_Exercise instructions_: Filter the entries below, keeping every line that has the word "generate".
** begin Supplied data **
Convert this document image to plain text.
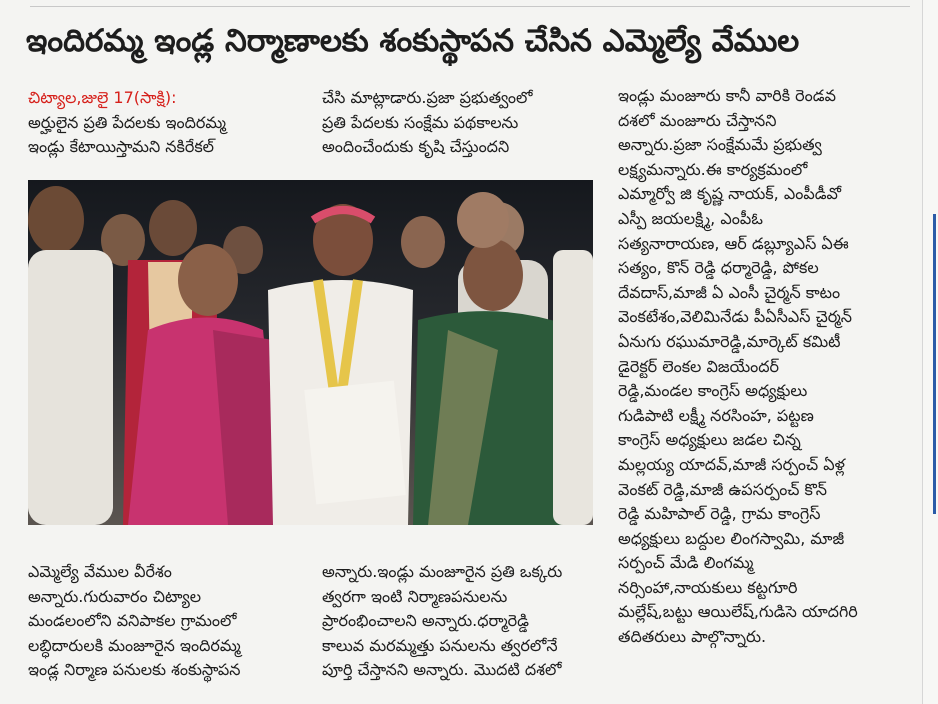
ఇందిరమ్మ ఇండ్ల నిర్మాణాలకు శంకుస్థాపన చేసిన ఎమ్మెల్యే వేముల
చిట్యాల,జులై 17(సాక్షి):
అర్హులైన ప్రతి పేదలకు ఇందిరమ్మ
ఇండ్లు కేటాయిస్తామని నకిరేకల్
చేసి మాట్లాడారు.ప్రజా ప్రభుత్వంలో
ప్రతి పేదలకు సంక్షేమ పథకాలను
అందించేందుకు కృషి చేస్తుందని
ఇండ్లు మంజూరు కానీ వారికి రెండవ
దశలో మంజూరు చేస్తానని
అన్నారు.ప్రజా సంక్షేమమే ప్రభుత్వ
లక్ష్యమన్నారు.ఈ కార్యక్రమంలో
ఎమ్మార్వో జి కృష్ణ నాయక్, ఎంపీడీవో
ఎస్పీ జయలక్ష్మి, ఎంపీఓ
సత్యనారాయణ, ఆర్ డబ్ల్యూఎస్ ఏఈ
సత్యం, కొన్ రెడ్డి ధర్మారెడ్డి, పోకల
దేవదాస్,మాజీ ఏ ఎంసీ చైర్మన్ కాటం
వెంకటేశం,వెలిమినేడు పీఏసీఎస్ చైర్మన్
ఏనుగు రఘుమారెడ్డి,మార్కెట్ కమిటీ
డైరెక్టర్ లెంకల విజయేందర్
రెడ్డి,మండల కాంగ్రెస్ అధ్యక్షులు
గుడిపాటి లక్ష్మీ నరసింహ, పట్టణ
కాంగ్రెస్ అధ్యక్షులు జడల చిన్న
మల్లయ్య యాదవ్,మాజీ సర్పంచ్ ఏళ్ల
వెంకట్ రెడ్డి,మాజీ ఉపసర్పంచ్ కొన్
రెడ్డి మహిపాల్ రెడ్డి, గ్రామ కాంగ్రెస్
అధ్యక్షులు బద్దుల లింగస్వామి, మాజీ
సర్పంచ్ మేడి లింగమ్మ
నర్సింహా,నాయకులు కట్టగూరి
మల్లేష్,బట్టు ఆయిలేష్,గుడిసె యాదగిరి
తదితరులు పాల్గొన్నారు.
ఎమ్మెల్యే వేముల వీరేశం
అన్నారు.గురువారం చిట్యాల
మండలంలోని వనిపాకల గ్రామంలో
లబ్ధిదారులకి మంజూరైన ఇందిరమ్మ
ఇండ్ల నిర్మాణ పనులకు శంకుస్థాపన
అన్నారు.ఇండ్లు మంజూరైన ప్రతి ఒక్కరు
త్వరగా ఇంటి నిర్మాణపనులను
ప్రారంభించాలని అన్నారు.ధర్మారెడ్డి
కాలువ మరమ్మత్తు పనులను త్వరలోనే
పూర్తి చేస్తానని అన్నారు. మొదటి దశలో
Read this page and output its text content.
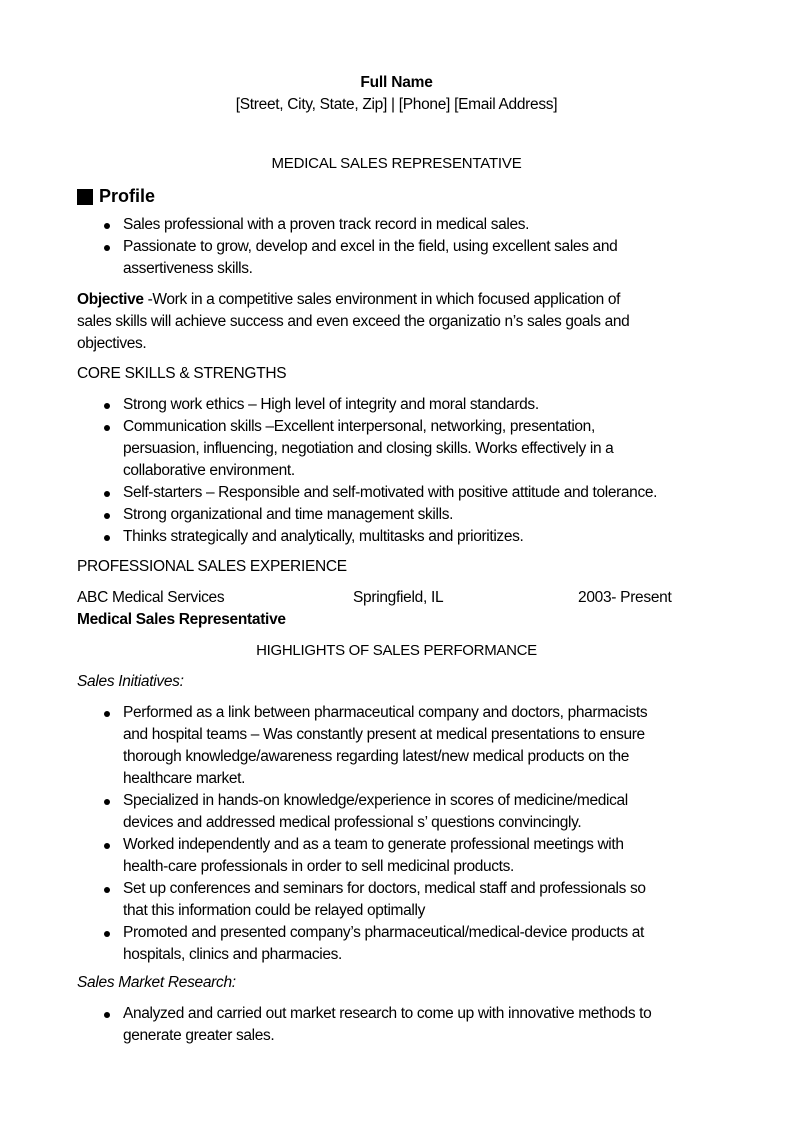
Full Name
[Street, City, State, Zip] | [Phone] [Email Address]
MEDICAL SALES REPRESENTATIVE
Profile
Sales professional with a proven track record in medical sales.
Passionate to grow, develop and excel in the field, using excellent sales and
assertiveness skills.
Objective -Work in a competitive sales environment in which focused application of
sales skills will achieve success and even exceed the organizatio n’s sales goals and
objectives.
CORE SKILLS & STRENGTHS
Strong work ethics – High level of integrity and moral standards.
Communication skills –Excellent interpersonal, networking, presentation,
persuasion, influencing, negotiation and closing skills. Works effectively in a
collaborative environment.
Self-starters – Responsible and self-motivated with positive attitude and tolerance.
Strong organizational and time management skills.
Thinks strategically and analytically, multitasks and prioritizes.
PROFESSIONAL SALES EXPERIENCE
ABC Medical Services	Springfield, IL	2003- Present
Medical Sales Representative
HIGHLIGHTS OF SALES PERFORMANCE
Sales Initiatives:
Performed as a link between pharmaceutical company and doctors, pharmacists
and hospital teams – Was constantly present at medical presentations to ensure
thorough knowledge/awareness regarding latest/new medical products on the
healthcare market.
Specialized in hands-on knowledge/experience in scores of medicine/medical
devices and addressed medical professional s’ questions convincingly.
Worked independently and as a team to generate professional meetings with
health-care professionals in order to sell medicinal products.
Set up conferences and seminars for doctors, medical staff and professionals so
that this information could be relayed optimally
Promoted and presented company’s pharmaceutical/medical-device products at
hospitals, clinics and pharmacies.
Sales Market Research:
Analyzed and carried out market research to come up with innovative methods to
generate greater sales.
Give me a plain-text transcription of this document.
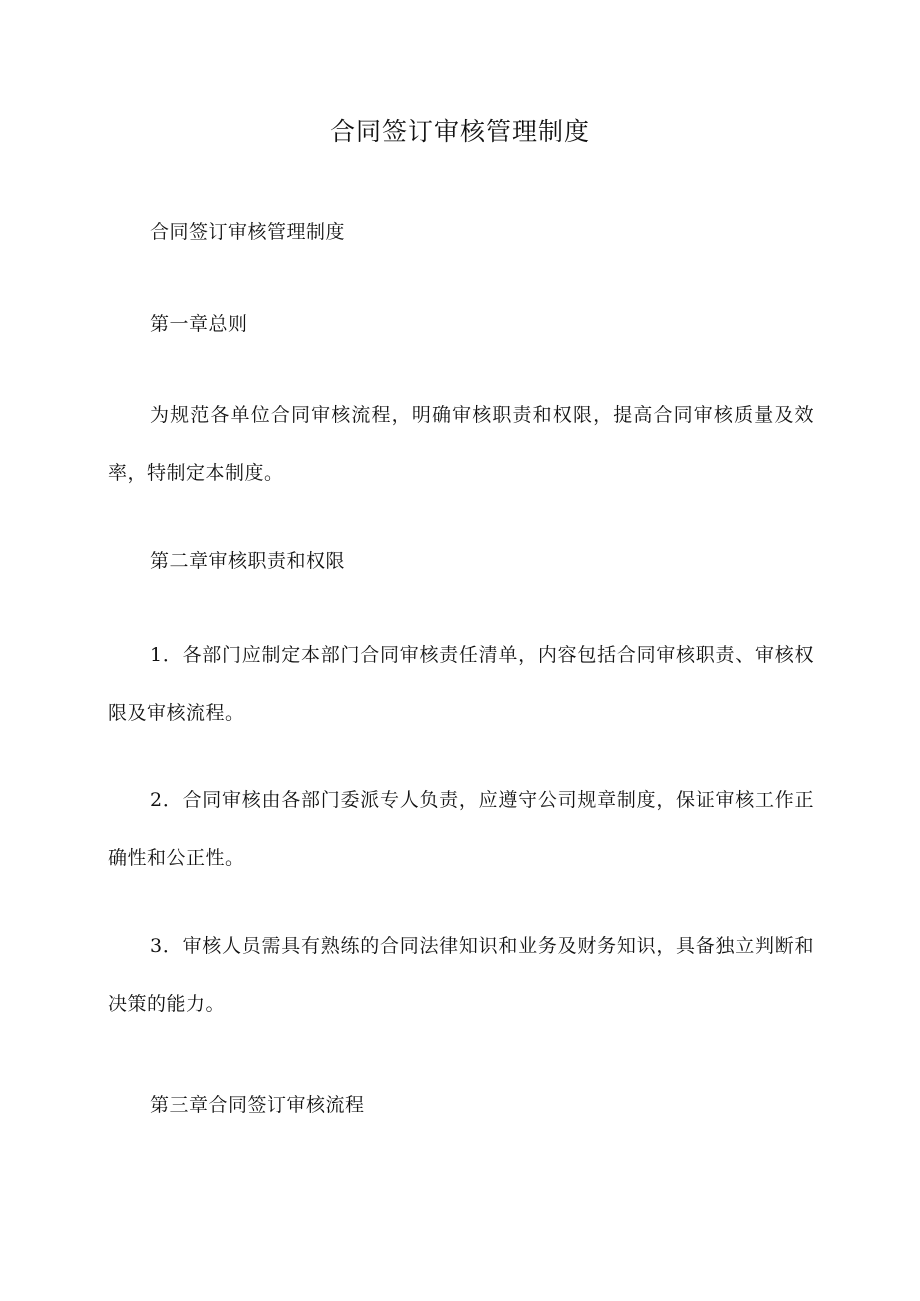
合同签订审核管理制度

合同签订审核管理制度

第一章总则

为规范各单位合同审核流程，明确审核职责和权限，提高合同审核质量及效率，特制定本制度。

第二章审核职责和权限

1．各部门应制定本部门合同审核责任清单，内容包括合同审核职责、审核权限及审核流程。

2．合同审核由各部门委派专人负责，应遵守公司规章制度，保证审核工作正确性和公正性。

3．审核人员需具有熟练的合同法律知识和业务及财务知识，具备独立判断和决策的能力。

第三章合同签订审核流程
** end Supplied data **
_Solution below_:
Worked independently and as a team to generate professional meetings with
generate greater sales.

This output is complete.